◆ TASK DETAILS:
Give a verbatim quotation of every record.

---- GIVEN RECORDS

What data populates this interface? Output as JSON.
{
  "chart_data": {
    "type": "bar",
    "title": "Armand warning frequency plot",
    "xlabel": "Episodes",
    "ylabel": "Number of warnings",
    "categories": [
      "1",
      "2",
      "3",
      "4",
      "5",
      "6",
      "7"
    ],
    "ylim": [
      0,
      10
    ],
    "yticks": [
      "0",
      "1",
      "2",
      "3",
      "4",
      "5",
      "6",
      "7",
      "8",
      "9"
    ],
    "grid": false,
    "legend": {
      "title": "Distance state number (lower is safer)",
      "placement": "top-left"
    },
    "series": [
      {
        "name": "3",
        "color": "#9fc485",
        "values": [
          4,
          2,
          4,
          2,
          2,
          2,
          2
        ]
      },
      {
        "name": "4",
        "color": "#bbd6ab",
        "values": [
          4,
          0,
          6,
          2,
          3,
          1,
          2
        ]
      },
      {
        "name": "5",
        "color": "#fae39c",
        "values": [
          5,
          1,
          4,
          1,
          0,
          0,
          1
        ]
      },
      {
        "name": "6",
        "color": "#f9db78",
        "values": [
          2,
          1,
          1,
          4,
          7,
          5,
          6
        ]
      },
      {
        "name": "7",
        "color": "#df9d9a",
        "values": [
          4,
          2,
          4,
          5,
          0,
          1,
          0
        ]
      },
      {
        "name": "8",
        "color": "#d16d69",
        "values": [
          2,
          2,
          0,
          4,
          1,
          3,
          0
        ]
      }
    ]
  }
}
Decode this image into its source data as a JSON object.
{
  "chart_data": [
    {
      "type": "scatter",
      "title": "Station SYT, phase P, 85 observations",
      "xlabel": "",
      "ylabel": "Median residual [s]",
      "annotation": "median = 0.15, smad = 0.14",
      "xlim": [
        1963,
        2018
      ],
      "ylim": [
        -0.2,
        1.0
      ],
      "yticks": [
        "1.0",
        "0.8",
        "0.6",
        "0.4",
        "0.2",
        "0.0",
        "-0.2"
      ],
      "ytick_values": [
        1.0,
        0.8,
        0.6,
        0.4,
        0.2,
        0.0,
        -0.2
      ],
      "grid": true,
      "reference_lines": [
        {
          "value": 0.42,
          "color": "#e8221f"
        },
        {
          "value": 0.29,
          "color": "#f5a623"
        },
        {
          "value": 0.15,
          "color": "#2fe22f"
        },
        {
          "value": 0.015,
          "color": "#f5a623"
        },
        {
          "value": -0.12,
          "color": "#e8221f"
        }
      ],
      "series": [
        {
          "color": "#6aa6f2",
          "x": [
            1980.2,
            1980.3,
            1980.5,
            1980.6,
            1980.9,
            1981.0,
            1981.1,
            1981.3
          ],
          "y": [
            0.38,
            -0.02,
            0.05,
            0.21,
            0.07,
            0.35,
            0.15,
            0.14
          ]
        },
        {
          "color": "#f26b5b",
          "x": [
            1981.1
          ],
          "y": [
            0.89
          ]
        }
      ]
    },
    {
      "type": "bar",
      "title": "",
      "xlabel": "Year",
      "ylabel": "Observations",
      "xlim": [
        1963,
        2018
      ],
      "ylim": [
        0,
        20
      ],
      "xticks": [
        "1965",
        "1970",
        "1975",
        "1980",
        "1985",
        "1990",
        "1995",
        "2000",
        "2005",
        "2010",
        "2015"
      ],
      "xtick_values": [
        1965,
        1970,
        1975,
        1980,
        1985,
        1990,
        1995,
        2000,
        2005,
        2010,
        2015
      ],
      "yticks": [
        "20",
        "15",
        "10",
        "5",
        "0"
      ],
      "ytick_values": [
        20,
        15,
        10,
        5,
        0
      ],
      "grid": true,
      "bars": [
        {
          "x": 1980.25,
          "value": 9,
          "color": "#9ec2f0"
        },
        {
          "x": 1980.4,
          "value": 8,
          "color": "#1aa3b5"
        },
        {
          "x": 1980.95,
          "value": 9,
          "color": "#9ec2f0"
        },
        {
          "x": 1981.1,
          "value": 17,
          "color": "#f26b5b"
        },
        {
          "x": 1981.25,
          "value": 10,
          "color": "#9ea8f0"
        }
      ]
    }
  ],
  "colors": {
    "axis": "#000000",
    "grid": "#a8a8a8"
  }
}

--------

◆ THE OUTPUT:
What data populates this interface? Output as JSON.
{
  "chart_data": {
    "type": "bar",
    "title": "Armand warning frequency plot",
    "xlabel": "Episodes",
    "ylabel": "Number of warnings",
    "categories": [
      "1",
      "2",
      "3",
      "4",
      "5",
      "6",
      "7"
    ],
    "ylim": [
      0,
      10
    ],
    "yticks": [
      "0",
      "1",
      "2",
      "3",
      "4",
      "5",
      "6",
      "7",
      "8",
      "9"
    ],
    "grid": false,
    "legend": {
      "title": "Distance state number (lower is safer)",
      "placement": "top-left"
    },
    "series": [
      {
        "name": "3",
        "color": "#9fc485",
        "values": [
          4,
          2,
          4,
          2,
          2,
          2,
          2
        ]
      },
      {
        "name": "4",
        "color": "#bbd6ab",
        "values": [
          4,
          0,
          6,
          2,
          3,
          1,
          2
        ]
      },
      {
        "name": "5",
        "color": "#fae39c",
        "values": [
          5,
          1,
          4,
          1,
          0,
          0,
          1
        ]
      },
      {
        "name": "6",
        "color": "#f9db78",
        "values": [
          2,
          1,
          1,
          4,
          7,
          5,
          6
        ]
      },
      {
        "name": "7",
        "color": "#df9d9a",
        "values": [
          4,
          2,
          4,
          5,
          0,
          1,
          0
        ]
      },
      {
        "name": "8",
        "color": "#d16d69",
        "values": [
          2,
          2,
          0,
          4,
          1,
          3,
          0
        ]
      }
    ]
  }
}
Decode this image into its source data as a JSON object.
{
  "chart_data": [
    {
      "type": "scatter",
      "title": "Station SYT, phase P, 85 observations",
      "xlabel": "",
      "ylabel": "Median residual [s]",
      "annotation": "median = 0.15, smad = 0.14",
      "xlim": [
        1963,
        2018
      ],
      "ylim": [
        -0.2,
        1.0
      ],
      "yticks": [
        "1.0",
        "0.8",
        "0.6",
        "0.4",
        "0.2",
        "0.0",
        "-0.2"
      ],
      "ytick_values": [
        1.0,
        0.8,
        0.6,
        0.4,
        0.2,
        0.0,
        -0.2
      ],
      "grid": true,
      "reference_lines": [
        {
          "value": 0.42,
          "color": "#e8221f"
        },
        {
          "value": 0.29,
          "color": "#f5a623"
        },
        {
          "value": 0.15,
          "color": "#2fe22f"
        },
        {
          "value": 0.015,
          "color": "#f5a623"
        },
        {
          "value": -0.12,
          "color": "#e8221f"
        }
      ],
      "series": [
        {
          "color": "#6aa6f2",
          "x": [
            1980.2,
            1980.3,
            1980.5,
            1980.6,
            1980.9,
            1981.0,
            1981.1,
            1981.3
          ],
          "y": [
            0.38,
            -0.02,
            0.05,
            0.21,
            0.07,
            0.35,
            0.15,
            0.14
          ]
        },
        {
          "color": "#f26b5b",
          "x": [
            1981.1
          ],
          "y": [
            0.89
          ]
        }
      ]
    },
    {
      "type": "bar",
      "title": "",
      "xlabel": "Year",
      "ylabel": "Observations",
      "xlim": [
        1963,
        2018
      ],
      "ylim": [
        0,
        20
      ],
      "xticks": [
        "1965",
        "1970",
        "1975",
        "1980",
        "1985",
        "1990",
        "1995",
        "2000",
        "2005",
        "2010",
        "2015"
      ],
      "xtick_values": [
        1965,
        1970,
        1975,
        1980,
        1985,
        1990,
        1995,
        2000,
        2005,
        2010,
        2015
      ],
      "yticks": [
        "20",
        "15",
        "10",
        "5",
        "0"
      ],
      "ytick_values": [
        20,
        15,
        10,
        5,
        0
      ],
      "grid": true,
      "bars": [
        {
          "x": 1980.25,
          "value": 9,
          "color": "#9ec2f0"
        },
        {
          "x": 1980.4,
          "value": 8,
          "color": "#1aa3b5"
        },
        {
          "x": 1980.95,
          "value": 9,
          "color": "#9ec2f0"
        },
        {
          "x": 1981.1,
          "value": 17,
          "color": "#f26b5b"
        },
        {
          "x": 1981.25,
          "value": 10,
          "color": "#9ea8f0"
        }
      ]
    }
  ],
  "colors": {
    "axis": "#000000",
    "grid": "#a8a8a8"
  }
}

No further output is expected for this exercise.